**THE PROBLEM**
Return the lines beginning at the one that contains "Type out the text in this image." and running to the end of the records, exactly and with nothing else. Omit pictures.

----

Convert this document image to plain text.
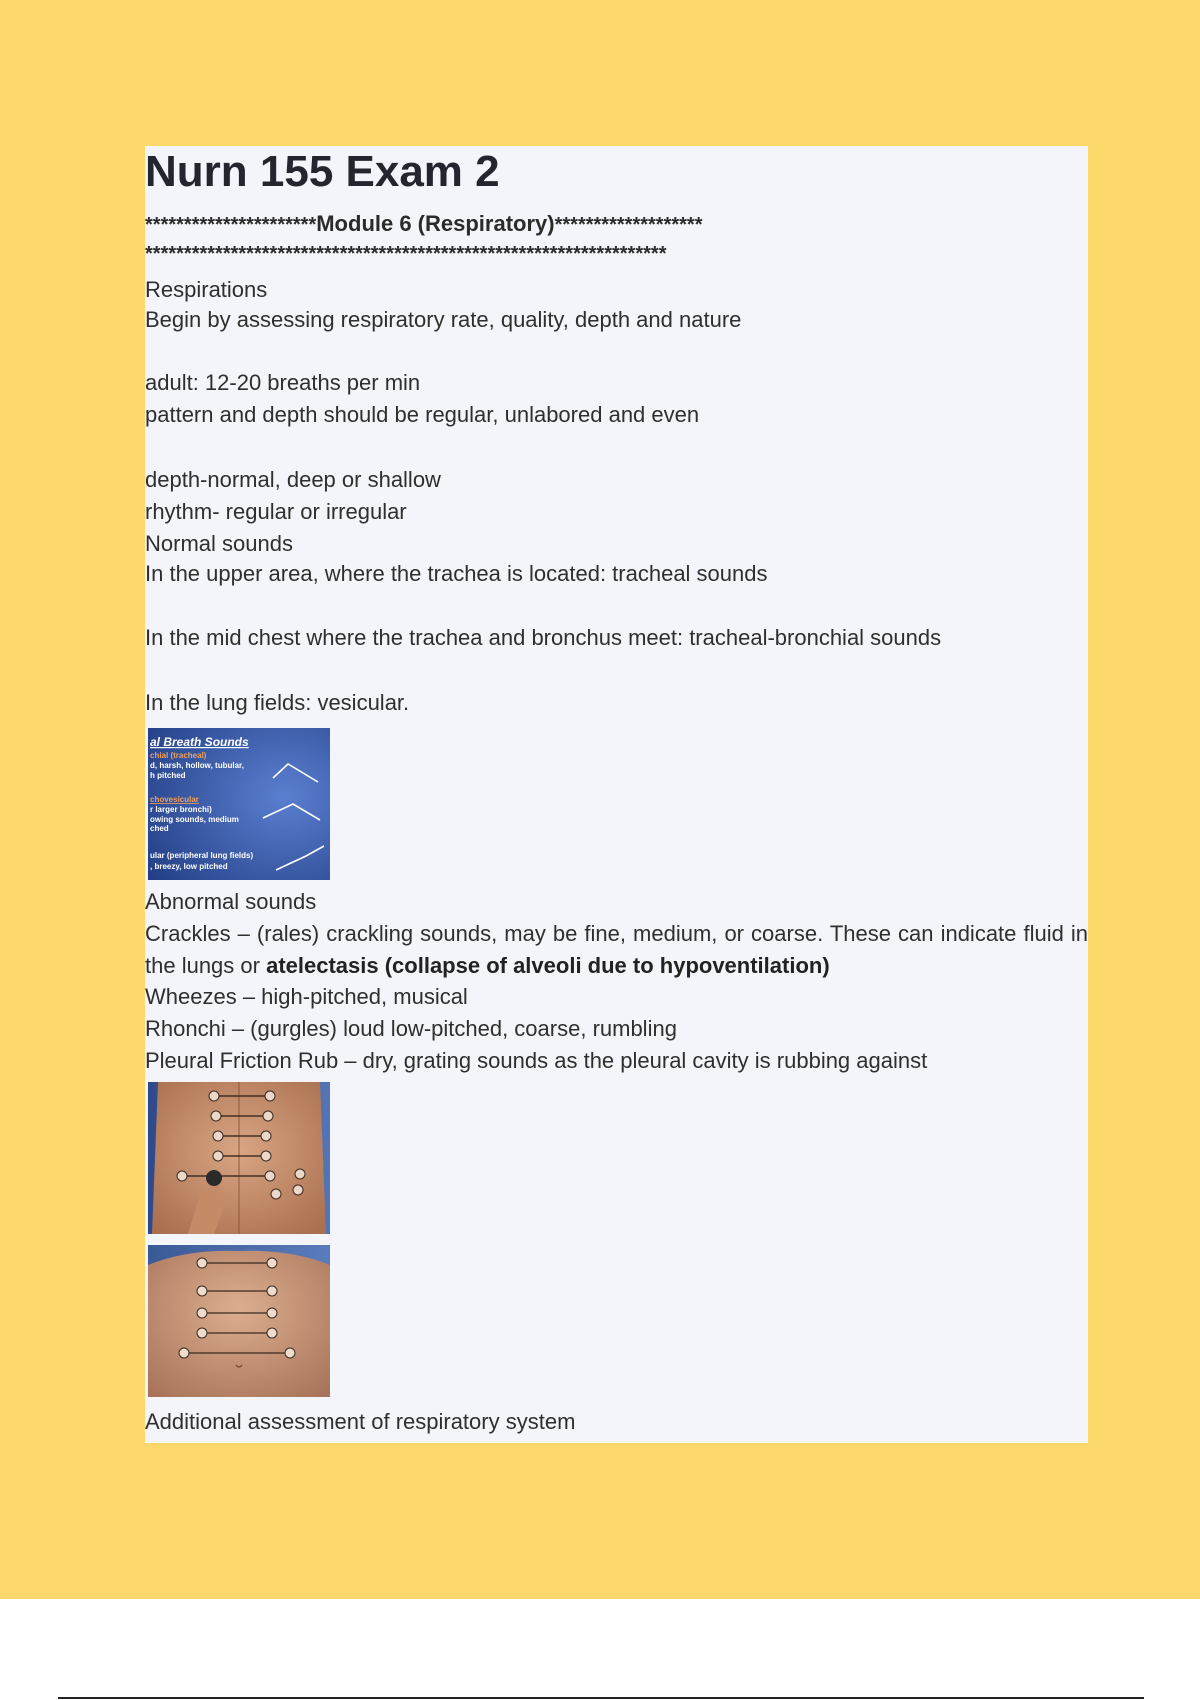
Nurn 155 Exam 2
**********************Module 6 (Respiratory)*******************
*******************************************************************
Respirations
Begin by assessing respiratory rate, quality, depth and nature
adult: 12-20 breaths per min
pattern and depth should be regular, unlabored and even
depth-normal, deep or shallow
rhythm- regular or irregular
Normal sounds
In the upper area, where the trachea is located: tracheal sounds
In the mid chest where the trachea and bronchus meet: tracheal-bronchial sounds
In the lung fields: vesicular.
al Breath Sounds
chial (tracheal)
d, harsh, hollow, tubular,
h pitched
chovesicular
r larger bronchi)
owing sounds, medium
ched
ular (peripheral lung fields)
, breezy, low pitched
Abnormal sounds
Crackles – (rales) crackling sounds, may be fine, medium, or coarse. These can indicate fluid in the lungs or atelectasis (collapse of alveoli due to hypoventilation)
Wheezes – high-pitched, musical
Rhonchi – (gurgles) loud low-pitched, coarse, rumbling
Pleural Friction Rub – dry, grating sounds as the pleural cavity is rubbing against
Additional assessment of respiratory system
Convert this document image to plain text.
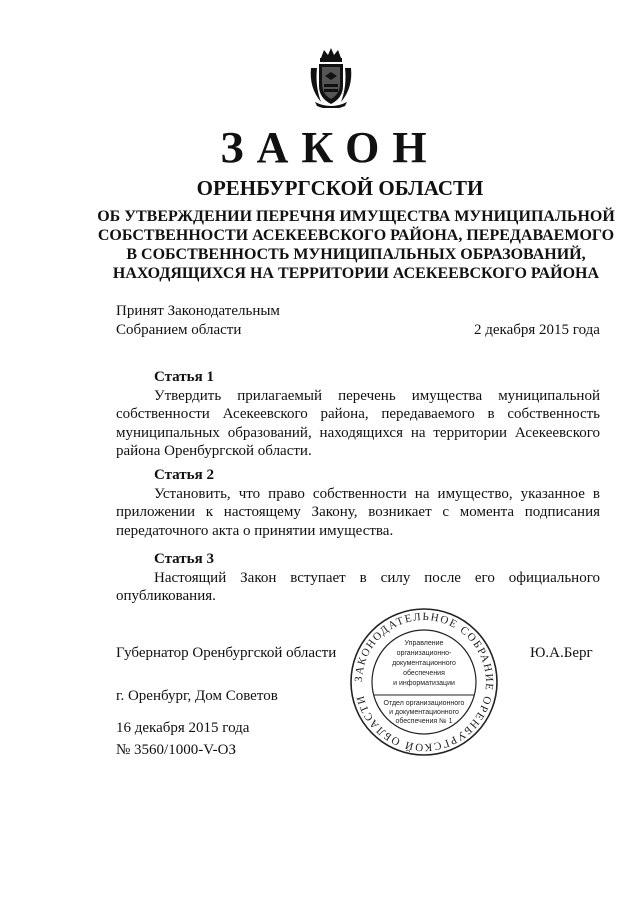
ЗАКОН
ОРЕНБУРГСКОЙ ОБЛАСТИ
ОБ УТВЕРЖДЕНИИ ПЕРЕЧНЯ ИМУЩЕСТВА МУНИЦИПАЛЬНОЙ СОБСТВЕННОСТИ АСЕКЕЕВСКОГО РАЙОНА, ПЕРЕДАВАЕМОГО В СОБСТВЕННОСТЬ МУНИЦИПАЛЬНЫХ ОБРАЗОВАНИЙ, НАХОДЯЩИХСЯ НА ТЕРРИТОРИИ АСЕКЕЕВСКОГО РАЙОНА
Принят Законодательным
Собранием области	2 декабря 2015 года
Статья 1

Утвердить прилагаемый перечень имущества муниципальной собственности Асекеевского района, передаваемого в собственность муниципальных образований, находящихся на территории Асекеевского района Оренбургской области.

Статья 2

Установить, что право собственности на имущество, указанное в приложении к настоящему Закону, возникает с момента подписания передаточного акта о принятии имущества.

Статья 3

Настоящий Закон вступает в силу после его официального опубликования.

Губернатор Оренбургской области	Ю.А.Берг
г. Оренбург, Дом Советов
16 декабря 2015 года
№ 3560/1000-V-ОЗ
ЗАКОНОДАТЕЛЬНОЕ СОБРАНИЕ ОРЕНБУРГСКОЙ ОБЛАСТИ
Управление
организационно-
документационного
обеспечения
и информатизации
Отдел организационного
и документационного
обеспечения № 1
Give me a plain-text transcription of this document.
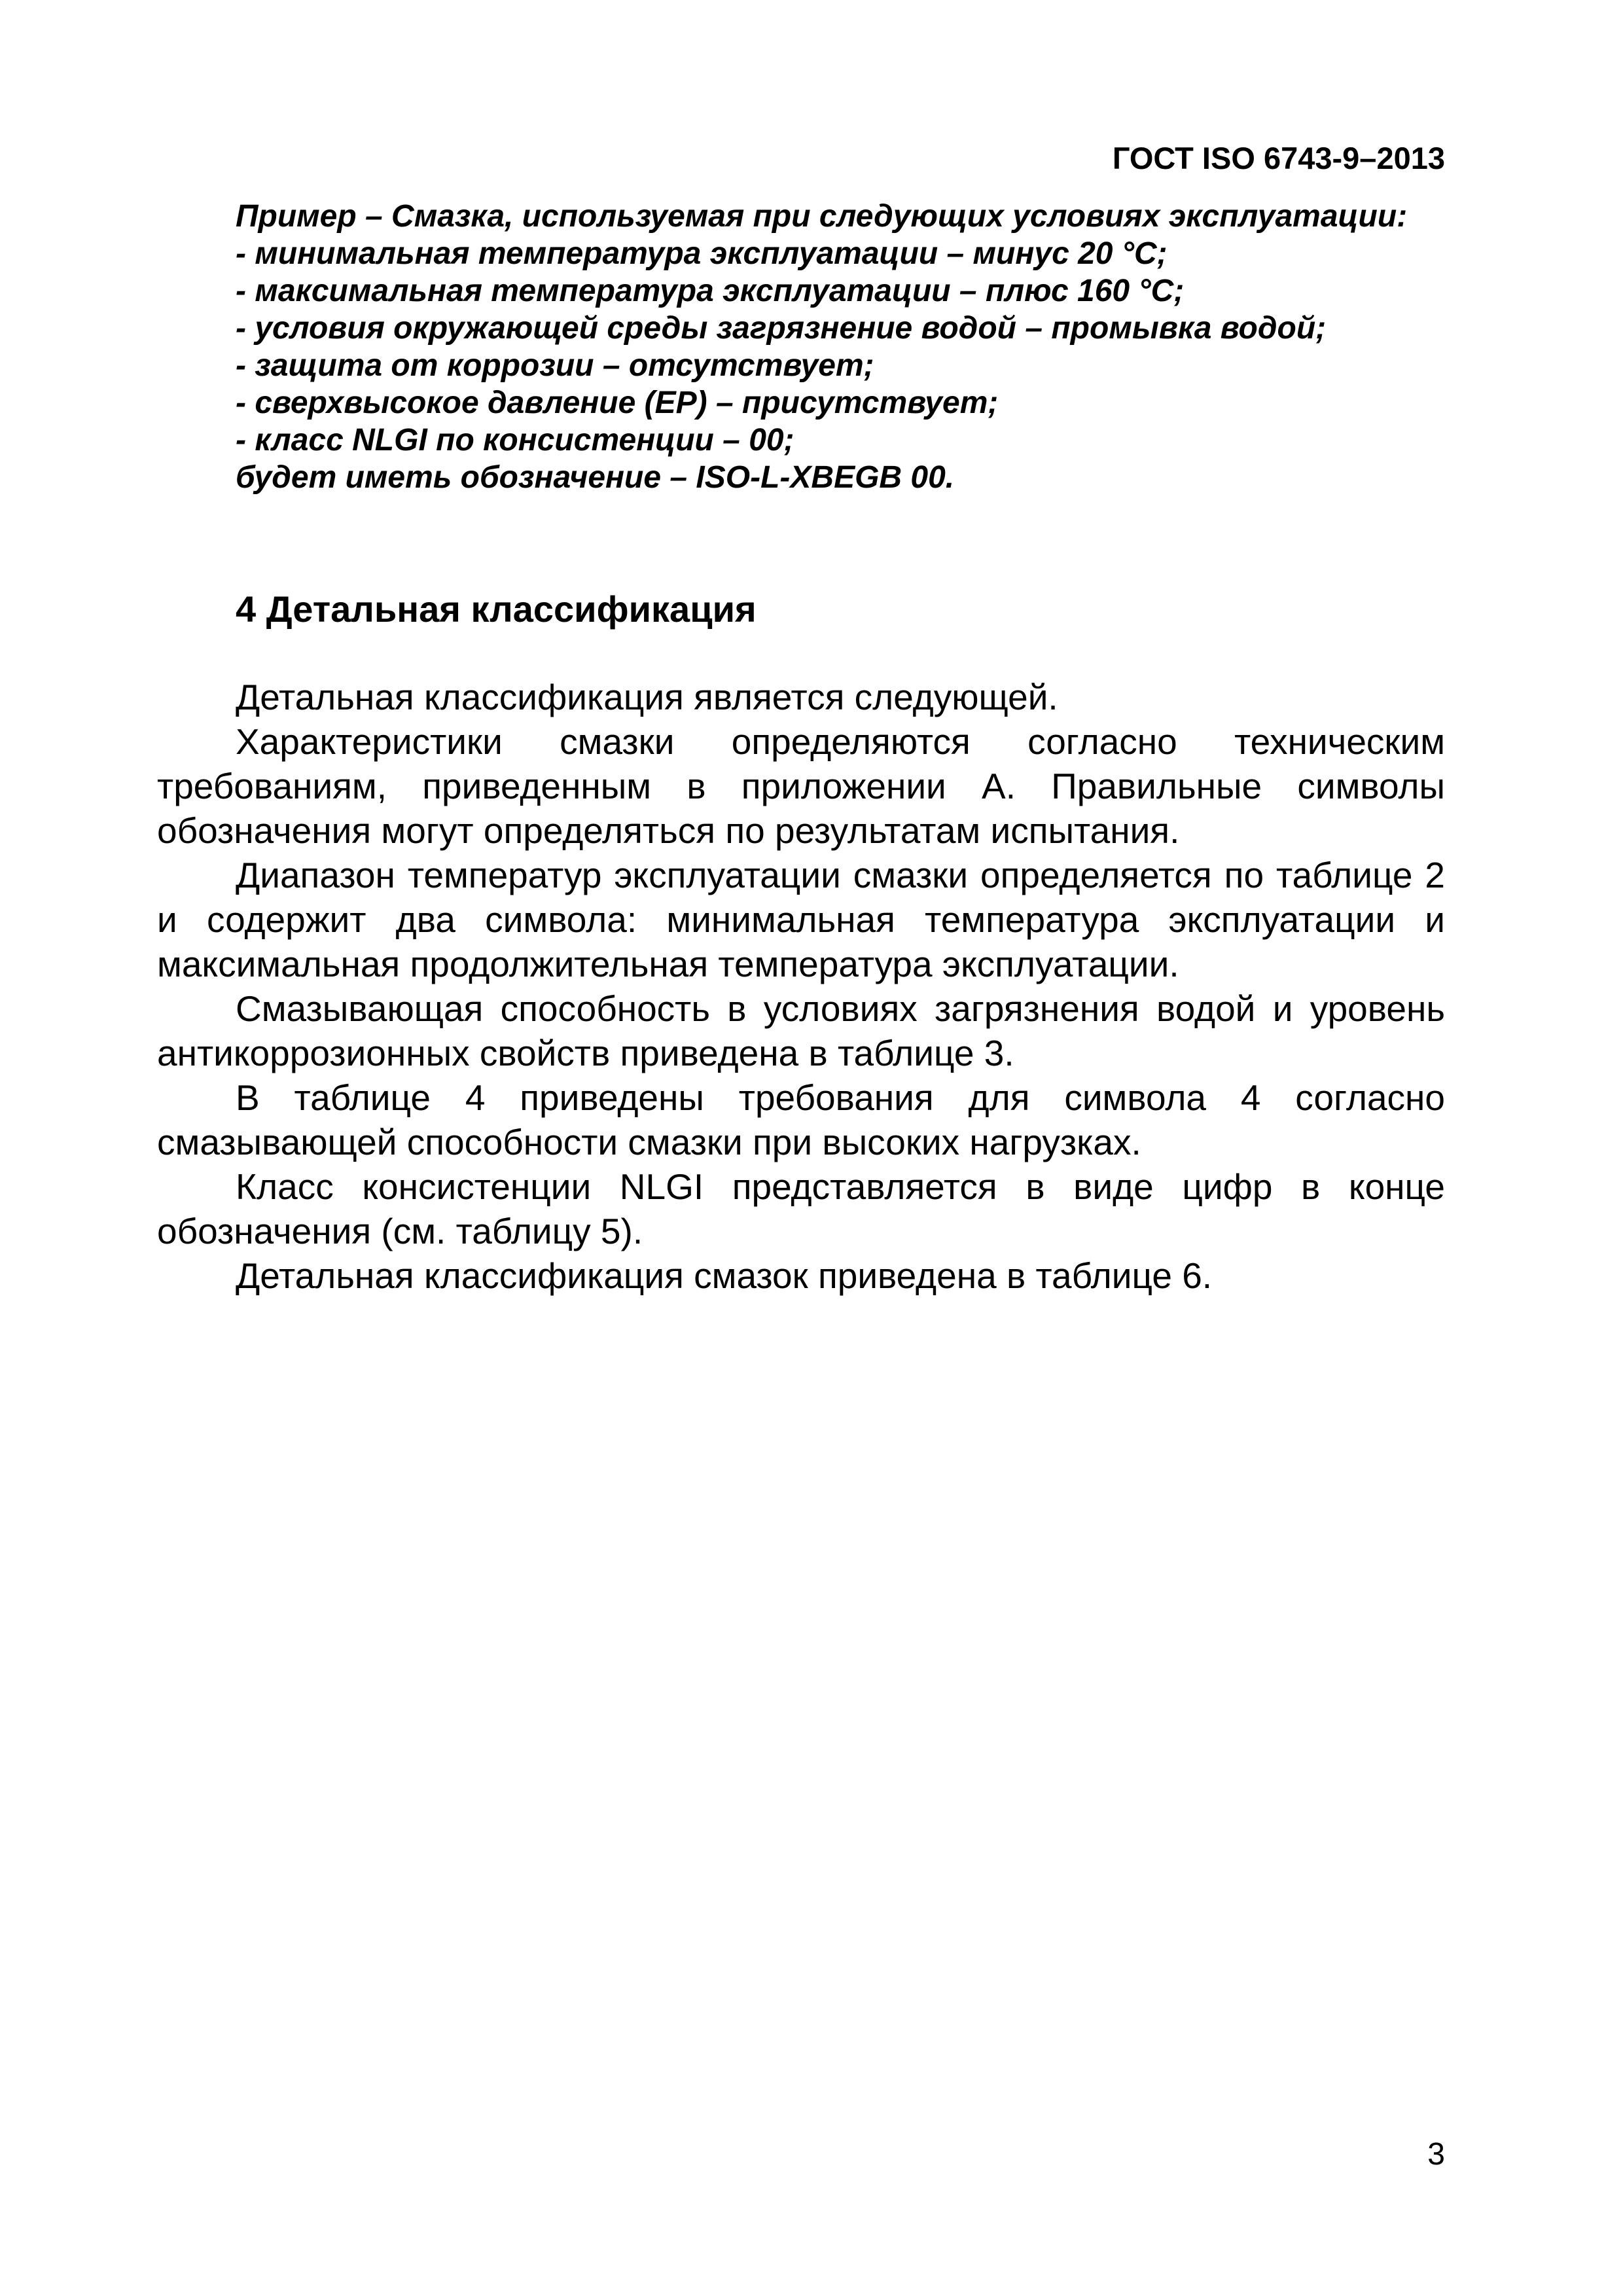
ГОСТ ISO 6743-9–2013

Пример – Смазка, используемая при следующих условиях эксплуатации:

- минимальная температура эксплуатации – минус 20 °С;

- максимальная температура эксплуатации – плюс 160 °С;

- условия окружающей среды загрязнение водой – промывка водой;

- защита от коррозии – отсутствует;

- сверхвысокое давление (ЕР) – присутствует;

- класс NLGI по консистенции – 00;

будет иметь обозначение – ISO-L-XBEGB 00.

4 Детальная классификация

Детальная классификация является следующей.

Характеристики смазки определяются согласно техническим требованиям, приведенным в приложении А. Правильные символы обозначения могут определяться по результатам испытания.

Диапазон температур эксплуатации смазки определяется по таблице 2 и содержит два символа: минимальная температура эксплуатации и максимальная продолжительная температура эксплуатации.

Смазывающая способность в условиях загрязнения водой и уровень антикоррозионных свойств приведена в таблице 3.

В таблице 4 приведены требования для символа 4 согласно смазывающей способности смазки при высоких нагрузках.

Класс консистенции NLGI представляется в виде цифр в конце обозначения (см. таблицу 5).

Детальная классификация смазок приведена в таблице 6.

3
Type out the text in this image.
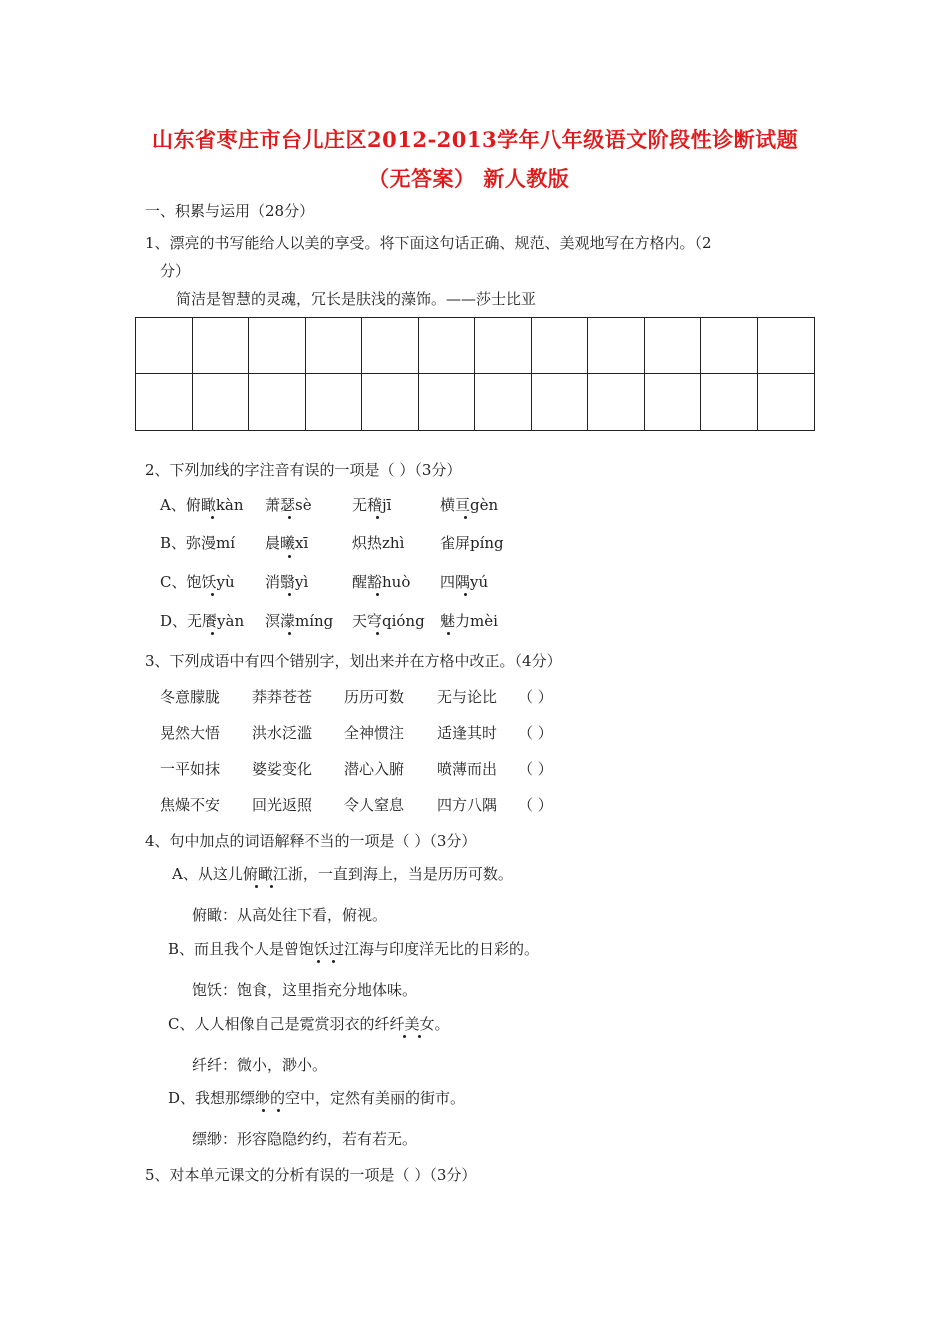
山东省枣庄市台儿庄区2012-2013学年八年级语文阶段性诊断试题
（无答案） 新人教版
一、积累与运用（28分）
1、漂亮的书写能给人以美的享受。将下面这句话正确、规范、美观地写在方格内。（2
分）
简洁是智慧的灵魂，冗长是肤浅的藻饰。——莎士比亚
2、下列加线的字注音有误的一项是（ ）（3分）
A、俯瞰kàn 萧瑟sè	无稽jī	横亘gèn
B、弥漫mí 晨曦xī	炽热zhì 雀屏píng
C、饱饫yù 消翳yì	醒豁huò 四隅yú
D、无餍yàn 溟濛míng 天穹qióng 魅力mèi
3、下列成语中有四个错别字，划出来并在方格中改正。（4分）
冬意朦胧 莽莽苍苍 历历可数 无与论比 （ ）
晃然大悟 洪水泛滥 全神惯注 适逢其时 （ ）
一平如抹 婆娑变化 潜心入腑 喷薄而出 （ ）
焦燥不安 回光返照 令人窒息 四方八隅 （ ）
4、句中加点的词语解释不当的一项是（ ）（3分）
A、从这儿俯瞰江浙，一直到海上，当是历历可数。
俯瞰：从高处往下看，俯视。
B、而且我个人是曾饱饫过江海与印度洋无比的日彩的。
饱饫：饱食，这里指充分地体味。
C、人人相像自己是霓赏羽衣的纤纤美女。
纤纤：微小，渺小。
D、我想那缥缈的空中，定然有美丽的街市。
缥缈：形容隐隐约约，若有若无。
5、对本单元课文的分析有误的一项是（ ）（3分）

----

**SOLUTION FOR THIS TASK**
Type out the text in this image.
山东省枣庄市台儿庄区2012-2013学年八年级语文阶段性诊断试题
（无答案） 新人教版
一、积累与运用（28分）
1、漂亮的书写能给人以美的享受。将下面这句话正确、规范、美观地写在方格内。（2
分）
简洁是智慧的灵魂，冗长是肤浅的藻饰。——莎士比亚
2、下列加线的字注音有误的一项是（ ）（3分）
A、俯瞰kàn 萧瑟sè	无稽jī	横亘gèn
B、弥漫mí 晨曦xī	炽热zhì 雀屏píng
C、饱饫yù 消翳yì	醒豁huò 四隅yú
D、无餍yàn 溟濛míng 天穹qióng 魅力mèi
3、下列成语中有四个错别字，划出来并在方格中改正。（4分）
冬意朦胧 莽莽苍苍 历历可数 无与论比 （ ）
晃然大悟 洪水泛滥 全神惯注 适逢其时 （ ）
一平如抹 婆娑变化 潜心入腑 喷薄而出 （ ）
焦燥不安 回光返照 令人窒息 四方八隅 （ ）
4、句中加点的词语解释不当的一项是（ ）（3分）
A、从这儿俯瞰江浙，一直到海上，当是历历可数。
俯瞰：从高处往下看，俯视。
B、而且我个人是曾饱饫过江海与印度洋无比的日彩的。
饱饫：饱食，这里指充分地体味。
C、人人相像自己是霓赏羽衣的纤纤美女。
纤纤：微小，渺小。
D、我想那缥缈的空中，定然有美丽的街市。
缥缈：形容隐隐约约，若有若无。
5、对本单元课文的分析有误的一项是（ ）（3分）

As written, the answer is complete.